## The request
Pick out each line below containing "Aspectos".

----- Provided entries -----

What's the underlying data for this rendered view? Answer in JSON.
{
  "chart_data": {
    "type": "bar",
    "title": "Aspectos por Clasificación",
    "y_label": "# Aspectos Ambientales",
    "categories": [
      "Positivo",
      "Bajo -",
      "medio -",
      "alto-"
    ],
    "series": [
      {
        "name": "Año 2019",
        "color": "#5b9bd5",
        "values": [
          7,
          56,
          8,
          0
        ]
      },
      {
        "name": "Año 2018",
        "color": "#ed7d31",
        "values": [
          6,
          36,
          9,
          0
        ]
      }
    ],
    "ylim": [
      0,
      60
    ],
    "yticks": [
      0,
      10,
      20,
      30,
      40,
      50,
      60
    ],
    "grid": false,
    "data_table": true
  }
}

-----
----- Provided entries -----

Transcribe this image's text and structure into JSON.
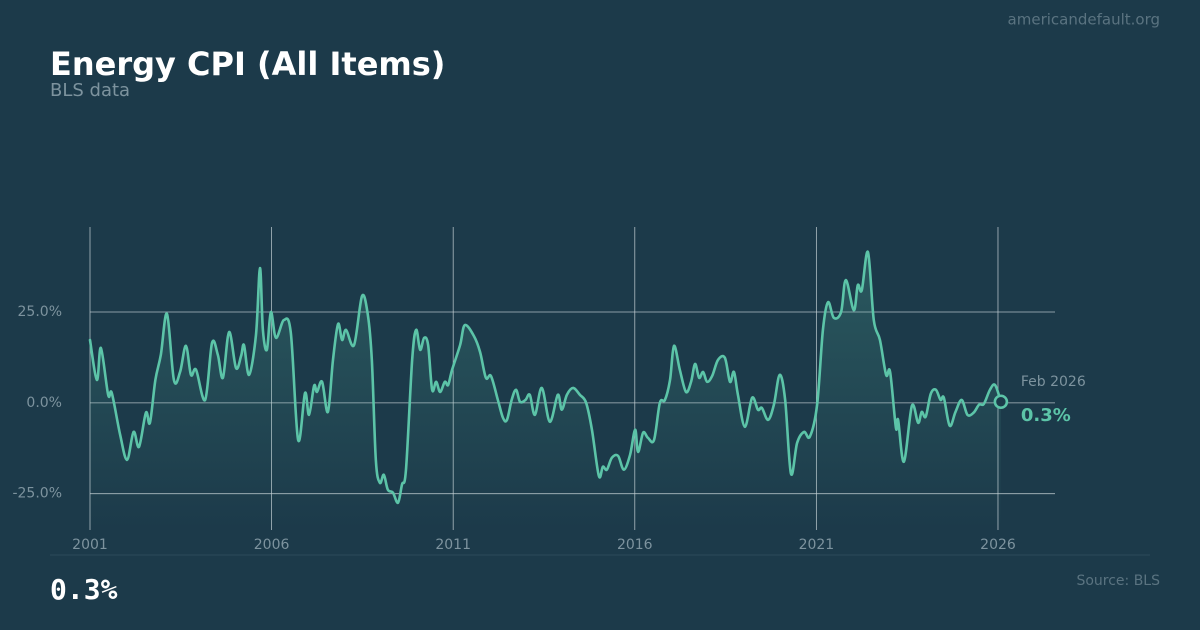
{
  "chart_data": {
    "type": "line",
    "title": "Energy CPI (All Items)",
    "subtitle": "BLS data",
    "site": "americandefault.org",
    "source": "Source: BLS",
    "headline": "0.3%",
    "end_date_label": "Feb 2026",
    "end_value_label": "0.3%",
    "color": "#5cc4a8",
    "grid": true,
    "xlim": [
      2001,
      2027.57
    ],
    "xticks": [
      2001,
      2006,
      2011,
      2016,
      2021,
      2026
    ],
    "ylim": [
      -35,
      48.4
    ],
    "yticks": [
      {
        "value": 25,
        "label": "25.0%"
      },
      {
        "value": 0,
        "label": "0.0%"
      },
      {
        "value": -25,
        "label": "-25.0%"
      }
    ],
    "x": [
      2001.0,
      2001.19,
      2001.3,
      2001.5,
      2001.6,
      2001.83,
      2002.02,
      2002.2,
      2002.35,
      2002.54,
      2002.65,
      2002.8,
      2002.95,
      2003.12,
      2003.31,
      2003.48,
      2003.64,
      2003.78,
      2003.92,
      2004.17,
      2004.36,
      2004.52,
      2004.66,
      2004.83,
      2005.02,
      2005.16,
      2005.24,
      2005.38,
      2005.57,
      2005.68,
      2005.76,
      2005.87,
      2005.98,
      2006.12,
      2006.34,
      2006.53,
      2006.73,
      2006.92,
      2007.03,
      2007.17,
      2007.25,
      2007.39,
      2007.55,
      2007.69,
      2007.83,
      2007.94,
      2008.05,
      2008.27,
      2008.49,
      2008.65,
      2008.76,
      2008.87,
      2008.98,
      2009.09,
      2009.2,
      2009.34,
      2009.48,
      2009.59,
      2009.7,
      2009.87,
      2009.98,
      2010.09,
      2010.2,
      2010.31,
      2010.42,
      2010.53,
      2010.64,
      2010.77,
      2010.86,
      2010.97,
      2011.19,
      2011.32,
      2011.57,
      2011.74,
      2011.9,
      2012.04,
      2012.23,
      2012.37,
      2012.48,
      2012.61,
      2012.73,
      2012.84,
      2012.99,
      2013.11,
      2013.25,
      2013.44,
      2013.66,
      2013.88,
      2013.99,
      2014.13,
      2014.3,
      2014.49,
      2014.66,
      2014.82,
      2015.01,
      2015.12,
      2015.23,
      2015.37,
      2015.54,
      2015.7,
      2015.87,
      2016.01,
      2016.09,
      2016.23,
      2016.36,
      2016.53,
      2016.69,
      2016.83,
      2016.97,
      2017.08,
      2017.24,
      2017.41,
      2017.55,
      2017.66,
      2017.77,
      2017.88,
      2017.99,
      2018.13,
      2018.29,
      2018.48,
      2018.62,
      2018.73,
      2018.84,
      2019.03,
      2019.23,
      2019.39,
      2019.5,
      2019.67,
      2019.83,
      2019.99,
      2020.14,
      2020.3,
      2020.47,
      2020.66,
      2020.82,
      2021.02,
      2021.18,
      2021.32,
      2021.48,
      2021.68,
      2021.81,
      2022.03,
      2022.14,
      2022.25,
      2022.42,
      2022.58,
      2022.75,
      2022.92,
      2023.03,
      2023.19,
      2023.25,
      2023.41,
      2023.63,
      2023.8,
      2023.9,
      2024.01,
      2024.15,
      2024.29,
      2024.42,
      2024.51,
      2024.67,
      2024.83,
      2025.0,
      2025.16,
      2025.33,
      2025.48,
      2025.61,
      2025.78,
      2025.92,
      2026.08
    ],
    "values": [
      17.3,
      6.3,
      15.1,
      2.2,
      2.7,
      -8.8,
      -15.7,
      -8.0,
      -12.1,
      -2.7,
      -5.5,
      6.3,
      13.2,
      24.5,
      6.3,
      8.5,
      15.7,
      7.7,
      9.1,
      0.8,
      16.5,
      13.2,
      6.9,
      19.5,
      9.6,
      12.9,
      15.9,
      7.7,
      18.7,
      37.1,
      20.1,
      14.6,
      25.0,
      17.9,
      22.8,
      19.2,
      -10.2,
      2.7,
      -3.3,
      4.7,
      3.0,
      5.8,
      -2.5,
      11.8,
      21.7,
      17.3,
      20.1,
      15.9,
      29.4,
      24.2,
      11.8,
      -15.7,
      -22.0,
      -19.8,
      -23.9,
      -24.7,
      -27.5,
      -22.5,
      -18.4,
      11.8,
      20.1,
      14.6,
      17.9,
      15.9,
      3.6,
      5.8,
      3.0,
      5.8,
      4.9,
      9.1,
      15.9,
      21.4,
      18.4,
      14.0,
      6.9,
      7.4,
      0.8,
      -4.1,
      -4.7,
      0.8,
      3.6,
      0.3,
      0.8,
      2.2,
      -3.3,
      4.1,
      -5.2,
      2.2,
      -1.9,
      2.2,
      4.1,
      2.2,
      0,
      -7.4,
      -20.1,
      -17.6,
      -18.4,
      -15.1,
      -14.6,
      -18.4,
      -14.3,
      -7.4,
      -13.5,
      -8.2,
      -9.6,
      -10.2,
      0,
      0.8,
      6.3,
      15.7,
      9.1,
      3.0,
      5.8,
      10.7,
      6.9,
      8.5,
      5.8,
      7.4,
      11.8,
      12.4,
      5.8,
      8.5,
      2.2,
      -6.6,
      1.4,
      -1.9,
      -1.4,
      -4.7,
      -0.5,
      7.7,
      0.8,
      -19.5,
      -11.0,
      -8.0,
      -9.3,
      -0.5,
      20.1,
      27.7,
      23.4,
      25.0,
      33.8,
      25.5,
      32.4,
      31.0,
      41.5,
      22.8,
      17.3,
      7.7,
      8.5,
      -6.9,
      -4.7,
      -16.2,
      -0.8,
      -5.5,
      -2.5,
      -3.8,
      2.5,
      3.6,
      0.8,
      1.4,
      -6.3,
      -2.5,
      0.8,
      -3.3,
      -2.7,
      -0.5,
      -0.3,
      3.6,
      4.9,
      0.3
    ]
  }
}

-----
----- Provided entries -----

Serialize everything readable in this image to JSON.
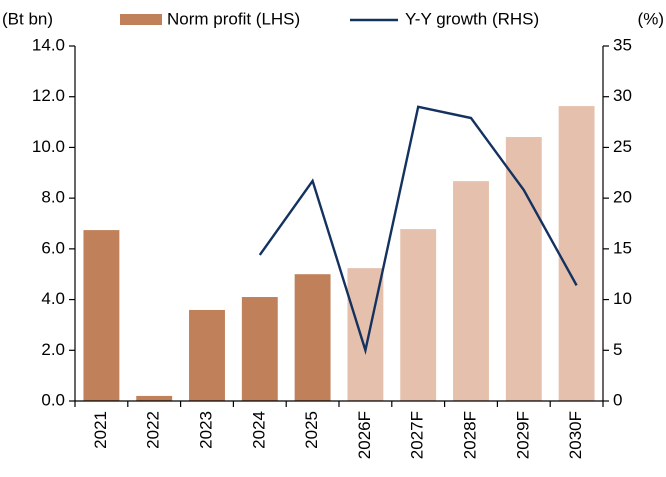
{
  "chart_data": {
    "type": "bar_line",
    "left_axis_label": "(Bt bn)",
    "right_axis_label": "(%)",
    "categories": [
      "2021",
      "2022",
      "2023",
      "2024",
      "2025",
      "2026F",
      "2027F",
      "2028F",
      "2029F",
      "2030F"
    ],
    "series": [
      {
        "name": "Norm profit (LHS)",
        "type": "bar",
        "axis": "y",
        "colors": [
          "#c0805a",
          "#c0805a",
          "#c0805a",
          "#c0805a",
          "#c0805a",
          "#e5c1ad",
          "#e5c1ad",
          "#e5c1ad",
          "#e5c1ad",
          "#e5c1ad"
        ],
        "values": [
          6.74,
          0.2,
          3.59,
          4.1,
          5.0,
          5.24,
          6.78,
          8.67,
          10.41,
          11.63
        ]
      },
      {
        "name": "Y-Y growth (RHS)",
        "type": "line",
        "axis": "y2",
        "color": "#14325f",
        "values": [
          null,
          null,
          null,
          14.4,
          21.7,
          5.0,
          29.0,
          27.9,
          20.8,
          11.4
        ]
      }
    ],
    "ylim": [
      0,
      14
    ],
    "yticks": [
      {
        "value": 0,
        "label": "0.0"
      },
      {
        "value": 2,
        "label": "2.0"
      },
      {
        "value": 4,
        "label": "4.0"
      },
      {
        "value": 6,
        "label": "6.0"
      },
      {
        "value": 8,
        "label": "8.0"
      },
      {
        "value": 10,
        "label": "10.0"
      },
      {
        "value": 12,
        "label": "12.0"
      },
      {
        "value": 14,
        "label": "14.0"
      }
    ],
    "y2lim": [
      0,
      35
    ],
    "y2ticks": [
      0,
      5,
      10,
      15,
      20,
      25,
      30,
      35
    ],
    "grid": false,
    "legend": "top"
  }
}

-----

## Task answer
    "title": "Aspectos por Clasificación",
    "y_label": "# Aspectos Ambientales",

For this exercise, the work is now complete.